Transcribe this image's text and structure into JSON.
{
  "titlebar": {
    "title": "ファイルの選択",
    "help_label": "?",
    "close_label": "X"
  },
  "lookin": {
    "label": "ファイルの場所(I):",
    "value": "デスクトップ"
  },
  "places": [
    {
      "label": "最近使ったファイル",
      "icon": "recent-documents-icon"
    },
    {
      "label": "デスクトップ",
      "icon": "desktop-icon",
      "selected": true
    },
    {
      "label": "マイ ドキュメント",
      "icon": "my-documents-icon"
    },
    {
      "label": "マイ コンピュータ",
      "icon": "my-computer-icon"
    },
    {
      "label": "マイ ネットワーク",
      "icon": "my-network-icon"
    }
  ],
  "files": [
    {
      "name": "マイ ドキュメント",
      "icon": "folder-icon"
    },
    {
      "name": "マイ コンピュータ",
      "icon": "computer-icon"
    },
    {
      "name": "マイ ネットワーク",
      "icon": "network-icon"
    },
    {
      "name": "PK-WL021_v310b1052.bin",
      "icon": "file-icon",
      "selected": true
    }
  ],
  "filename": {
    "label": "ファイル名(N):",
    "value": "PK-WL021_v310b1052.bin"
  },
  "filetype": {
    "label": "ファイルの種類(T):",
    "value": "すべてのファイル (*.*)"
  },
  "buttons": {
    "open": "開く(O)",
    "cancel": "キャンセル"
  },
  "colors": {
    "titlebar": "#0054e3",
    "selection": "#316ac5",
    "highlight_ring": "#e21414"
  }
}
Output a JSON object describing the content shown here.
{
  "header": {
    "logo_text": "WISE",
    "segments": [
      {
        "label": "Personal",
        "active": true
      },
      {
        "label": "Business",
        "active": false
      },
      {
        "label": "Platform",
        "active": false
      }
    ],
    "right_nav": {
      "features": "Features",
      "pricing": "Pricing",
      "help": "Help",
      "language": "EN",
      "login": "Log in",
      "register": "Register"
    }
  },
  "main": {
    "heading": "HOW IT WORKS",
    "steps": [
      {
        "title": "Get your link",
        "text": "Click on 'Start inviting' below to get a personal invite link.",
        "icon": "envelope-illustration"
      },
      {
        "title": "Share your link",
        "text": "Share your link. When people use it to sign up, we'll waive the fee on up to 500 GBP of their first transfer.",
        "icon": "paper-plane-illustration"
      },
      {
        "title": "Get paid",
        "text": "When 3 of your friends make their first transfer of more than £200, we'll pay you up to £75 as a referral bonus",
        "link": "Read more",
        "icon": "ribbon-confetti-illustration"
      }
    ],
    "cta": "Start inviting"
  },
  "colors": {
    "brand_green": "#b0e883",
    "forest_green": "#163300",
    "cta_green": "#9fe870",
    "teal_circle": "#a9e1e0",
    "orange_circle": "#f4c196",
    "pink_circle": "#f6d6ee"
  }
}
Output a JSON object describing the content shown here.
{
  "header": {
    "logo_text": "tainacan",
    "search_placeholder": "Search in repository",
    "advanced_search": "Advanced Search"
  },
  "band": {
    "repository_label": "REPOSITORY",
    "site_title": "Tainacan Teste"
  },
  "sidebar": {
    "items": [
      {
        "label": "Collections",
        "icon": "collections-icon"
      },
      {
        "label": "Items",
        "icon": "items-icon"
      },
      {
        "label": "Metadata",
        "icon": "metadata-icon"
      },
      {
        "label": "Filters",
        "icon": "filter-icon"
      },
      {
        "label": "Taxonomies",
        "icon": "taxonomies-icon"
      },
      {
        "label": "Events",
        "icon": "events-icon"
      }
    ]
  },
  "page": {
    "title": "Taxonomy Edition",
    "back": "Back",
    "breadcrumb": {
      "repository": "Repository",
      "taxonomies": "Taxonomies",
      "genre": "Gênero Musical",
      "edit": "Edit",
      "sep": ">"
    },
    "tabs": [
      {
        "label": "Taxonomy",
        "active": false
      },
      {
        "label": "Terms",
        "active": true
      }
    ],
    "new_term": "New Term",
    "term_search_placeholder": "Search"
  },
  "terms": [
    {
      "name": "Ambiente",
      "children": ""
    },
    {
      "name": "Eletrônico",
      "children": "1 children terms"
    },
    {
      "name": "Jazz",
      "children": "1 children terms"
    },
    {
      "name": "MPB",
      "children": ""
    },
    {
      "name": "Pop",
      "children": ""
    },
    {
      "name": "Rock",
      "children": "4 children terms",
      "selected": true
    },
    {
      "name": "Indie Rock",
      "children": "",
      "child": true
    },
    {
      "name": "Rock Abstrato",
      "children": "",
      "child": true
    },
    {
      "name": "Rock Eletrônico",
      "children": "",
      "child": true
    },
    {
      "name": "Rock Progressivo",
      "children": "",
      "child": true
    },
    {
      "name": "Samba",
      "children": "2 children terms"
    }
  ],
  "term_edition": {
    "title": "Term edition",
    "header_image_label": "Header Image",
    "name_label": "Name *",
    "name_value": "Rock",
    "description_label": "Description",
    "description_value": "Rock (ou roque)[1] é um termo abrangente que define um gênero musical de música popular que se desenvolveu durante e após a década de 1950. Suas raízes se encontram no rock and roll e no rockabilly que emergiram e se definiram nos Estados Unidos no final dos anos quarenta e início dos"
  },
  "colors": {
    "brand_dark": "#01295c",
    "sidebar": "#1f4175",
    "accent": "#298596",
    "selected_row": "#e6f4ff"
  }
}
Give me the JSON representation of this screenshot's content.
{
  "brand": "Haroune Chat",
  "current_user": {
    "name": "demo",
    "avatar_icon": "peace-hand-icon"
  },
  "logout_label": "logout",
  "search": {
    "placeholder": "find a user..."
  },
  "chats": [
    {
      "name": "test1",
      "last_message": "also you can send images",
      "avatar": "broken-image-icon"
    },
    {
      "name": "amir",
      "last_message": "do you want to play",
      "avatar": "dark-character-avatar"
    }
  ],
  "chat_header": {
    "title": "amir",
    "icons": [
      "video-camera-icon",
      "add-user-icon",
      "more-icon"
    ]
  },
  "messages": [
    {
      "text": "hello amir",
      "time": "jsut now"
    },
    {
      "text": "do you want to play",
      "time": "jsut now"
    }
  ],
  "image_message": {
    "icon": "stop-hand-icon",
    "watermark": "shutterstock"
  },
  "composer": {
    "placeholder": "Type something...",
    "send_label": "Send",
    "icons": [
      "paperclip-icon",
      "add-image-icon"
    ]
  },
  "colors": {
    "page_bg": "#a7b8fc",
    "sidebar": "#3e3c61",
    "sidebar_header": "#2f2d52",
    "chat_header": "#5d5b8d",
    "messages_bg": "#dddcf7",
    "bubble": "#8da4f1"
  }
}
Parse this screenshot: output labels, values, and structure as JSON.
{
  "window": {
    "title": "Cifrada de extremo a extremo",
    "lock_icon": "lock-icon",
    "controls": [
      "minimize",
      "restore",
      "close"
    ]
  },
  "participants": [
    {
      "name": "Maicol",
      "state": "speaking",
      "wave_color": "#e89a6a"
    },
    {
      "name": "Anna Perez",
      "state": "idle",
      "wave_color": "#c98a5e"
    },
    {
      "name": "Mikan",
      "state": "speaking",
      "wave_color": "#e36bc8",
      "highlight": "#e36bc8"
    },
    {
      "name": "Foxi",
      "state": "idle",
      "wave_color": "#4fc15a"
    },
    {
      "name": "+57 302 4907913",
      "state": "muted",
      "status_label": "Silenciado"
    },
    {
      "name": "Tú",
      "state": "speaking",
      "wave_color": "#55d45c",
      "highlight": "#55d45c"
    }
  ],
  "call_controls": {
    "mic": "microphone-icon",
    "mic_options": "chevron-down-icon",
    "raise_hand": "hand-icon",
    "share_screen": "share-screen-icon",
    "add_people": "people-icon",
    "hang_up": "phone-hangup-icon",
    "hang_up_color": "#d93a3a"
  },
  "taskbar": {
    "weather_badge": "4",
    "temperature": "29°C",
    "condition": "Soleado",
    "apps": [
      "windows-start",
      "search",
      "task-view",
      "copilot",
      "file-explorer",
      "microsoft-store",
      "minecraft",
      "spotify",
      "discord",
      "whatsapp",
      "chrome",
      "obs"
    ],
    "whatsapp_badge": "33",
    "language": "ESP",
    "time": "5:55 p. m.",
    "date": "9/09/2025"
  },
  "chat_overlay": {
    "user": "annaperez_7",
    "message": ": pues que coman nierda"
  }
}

####

Lines from the records above that hold "inviting" are the ones to list.

• [FULL ANSWER]:
        "text": "Click on 'Start inviting' below to get a personal invite link.",
    "cta": "Start inviting"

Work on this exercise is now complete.